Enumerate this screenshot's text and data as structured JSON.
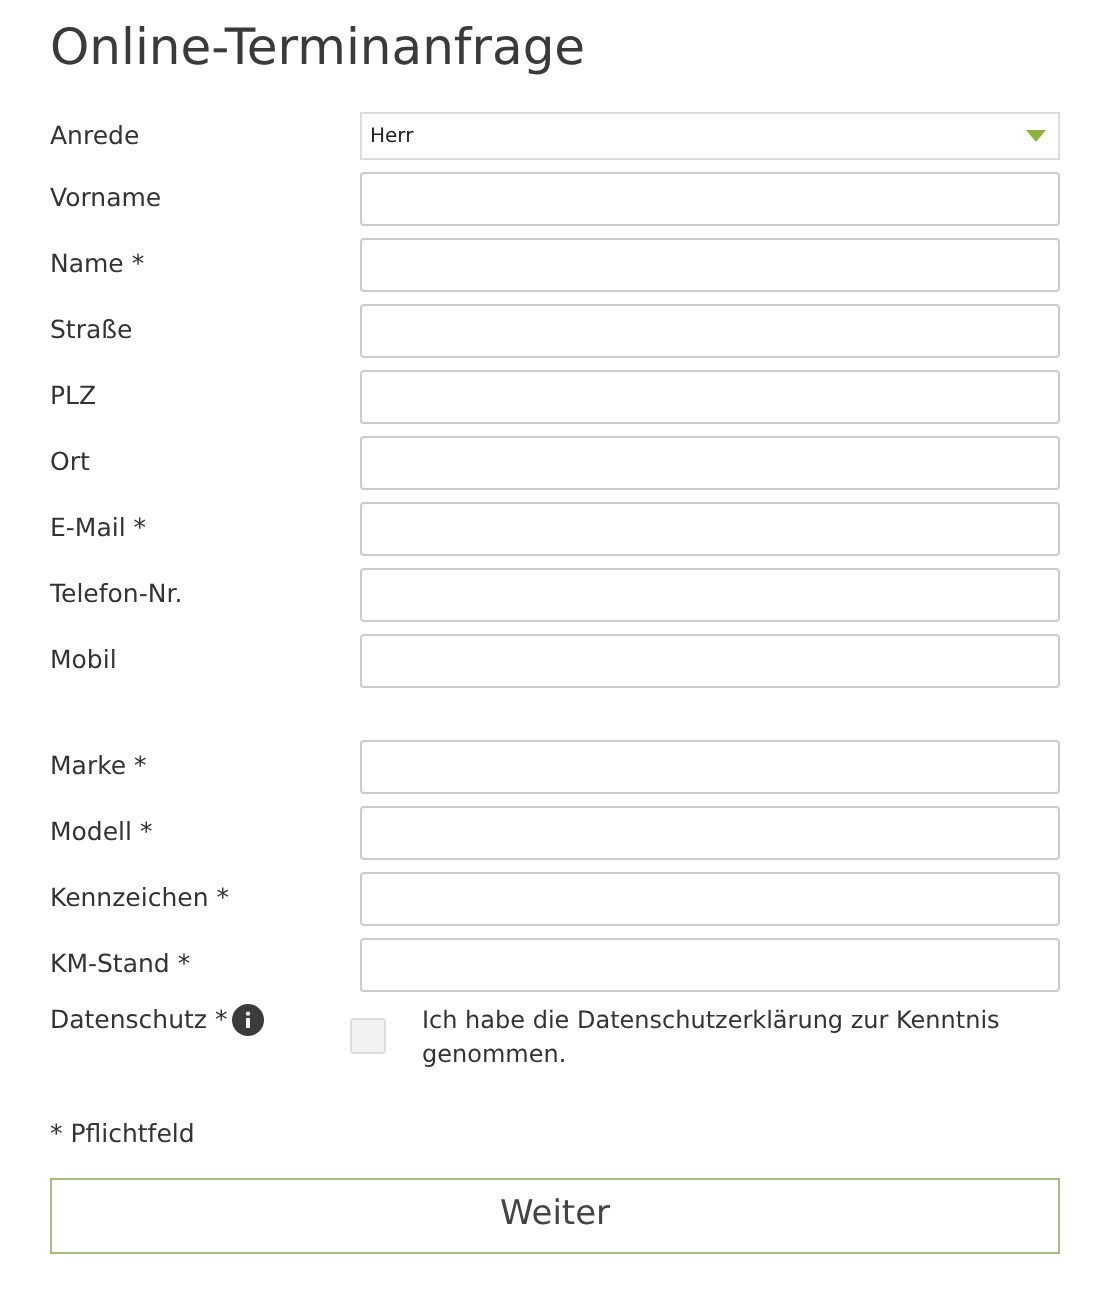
{
  "title": "Online-Terminanfrage",
  "personal_fields": [
    {
      "label": "Anrede",
      "kind": "select",
      "value": "Herr"
    },
    {
      "label": "Vorname",
      "kind": "text"
    },
    {
      "label": "Name *",
      "kind": "text"
    },
    {
      "label": "Straße",
      "kind": "text"
    },
    {
      "label": "PLZ",
      "kind": "text"
    },
    {
      "label": "Ort",
      "kind": "text"
    },
    {
      "label": "E-Mail *",
      "kind": "text"
    },
    {
      "label": "Telefon-Nr.",
      "kind": "text"
    },
    {
      "label": "Mobil",
      "kind": "text"
    }
  ],
  "vehicle_fields": [
    {
      "label": "Marke *",
      "kind": "text"
    },
    {
      "label": "Modell *",
      "kind": "text"
    },
    {
      "label": "Kennzeichen *",
      "kind": "text"
    },
    {
      "label": "KM-Stand *",
      "kind": "text"
    }
  ],
  "privacy": {
    "label": "Datenschutz *",
    "checked": false,
    "text": "Ich habe die Datenschutzerklärung zur Kenntnis genommen."
  },
  "required_note": "* Pflichtfeld",
  "submit": "Weiter"
}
__________
Skipping any images, write out all the data exactly.

Exercise result >>
Enumerate this screenshot's text and data as structured JSON.
{
  "title": "Online-Terminanfrage",
  "personal_fields": [
    {
      "label": "Anrede",
      "kind": "select",
      "value": "Herr"
    },
    {
      "label": "Vorname",
      "kind": "text"
    },
    {
      "label": "Name *",
      "kind": "text"
    },
    {
      "label": "Straße",
      "kind": "text"
    },
    {
      "label": "PLZ",
      "kind": "text"
    },
    {
      "label": "Ort",
      "kind": "text"
    },
    {
      "label": "E-Mail *",
      "kind": "text"
    },
    {
      "label": "Telefon-Nr.",
      "kind": "text"
    },
    {
      "label": "Mobil",
      "kind": "text"
    }
  ],
  "vehicle_fields": [
    {
      "label": "Marke *",
      "kind": "text"
    },
    {
      "label": "Modell *",
      "kind": "text"
    },
    {
      "label": "Kennzeichen *",
      "kind": "text"
    },
    {
      "label": "KM-Stand *",
      "kind": "text"
    }
  ],
  "privacy": {
    "label": "Datenschutz *",
    "checked": false,
    "text": "Ich habe die Datenschutzerklärung zur Kenntnis genommen."
  },
  "required_note": "* Pflichtfeld",
  "submit": "Weiter"
}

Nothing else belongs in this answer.